• _Task description_
Extract every line where the string "anime" appears.

• _Listed entries_

----------

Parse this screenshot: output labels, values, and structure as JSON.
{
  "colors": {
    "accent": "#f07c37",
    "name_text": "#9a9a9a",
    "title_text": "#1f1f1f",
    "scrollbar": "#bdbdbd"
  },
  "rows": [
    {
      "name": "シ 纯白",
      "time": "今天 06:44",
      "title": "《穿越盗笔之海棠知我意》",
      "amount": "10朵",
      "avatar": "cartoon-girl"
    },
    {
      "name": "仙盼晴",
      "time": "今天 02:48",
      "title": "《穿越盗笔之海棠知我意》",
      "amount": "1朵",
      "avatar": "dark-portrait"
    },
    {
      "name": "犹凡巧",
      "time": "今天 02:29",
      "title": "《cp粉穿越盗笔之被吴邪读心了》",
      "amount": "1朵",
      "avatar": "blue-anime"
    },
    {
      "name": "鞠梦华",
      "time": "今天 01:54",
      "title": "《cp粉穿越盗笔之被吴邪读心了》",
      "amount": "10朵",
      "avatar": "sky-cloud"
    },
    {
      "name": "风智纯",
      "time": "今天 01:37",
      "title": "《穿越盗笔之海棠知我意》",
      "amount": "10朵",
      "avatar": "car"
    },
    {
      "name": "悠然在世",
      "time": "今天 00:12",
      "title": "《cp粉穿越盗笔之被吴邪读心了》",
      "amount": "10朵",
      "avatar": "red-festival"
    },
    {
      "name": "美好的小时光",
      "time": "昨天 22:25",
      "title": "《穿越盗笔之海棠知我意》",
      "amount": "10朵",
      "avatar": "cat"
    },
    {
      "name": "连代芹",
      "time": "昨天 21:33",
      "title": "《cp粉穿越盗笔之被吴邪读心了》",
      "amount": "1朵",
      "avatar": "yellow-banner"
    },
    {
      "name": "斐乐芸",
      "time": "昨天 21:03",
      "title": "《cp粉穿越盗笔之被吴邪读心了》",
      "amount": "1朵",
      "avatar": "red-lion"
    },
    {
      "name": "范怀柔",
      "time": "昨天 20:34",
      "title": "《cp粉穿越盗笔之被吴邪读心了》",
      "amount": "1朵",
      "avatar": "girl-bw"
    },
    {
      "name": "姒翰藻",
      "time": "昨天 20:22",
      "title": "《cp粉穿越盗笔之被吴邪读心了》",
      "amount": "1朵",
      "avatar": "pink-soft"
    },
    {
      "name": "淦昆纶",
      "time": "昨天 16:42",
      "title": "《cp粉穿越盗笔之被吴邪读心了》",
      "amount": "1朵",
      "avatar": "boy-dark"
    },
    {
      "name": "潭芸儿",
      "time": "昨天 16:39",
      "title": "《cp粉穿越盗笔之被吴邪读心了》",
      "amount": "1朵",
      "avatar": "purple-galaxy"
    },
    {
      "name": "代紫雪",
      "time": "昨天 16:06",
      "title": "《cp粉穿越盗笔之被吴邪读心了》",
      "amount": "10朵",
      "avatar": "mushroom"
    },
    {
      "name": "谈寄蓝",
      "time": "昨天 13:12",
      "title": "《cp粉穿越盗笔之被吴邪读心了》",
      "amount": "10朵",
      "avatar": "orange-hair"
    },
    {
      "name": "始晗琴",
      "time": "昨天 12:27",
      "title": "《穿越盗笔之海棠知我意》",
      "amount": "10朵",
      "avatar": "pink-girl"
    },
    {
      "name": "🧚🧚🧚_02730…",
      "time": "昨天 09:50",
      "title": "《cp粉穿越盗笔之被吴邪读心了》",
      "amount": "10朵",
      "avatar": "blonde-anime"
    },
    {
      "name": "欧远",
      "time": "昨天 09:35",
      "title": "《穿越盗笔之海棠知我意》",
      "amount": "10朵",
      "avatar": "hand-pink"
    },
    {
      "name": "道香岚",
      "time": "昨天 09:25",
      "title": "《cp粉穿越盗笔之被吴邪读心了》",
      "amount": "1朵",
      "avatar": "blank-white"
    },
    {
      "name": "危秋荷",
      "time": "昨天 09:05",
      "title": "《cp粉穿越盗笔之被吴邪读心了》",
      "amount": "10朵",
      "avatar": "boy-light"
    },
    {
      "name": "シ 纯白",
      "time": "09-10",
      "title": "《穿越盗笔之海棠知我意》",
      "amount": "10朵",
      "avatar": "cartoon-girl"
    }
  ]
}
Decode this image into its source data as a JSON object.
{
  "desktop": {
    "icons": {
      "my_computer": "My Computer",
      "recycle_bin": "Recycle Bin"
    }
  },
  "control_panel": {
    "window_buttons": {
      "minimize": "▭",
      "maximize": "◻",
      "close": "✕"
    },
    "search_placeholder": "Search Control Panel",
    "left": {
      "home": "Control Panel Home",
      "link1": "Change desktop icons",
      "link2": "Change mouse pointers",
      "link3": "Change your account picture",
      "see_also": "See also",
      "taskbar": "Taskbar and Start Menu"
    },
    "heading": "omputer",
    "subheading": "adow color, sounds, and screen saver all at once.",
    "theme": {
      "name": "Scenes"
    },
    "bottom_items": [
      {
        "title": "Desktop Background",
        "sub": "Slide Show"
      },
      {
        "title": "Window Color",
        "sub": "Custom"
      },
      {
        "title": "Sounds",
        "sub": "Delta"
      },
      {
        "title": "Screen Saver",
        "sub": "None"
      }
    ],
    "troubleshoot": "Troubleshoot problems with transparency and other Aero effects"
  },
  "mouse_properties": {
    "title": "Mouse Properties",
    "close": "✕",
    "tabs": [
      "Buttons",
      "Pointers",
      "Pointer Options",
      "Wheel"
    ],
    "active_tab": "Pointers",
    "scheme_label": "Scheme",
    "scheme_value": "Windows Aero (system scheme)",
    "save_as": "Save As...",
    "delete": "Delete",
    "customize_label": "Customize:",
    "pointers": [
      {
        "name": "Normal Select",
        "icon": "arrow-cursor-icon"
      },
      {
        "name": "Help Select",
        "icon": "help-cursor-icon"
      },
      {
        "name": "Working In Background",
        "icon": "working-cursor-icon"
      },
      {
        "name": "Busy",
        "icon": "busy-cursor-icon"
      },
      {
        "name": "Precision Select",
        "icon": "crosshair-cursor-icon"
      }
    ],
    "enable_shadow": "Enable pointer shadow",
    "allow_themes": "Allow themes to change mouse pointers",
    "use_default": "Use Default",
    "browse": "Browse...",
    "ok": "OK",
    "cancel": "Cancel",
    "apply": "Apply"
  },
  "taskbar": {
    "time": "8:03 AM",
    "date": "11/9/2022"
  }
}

----------

• _Written solution_
      "avatar": "blue-anime"
      "avatar": "blonde-anime"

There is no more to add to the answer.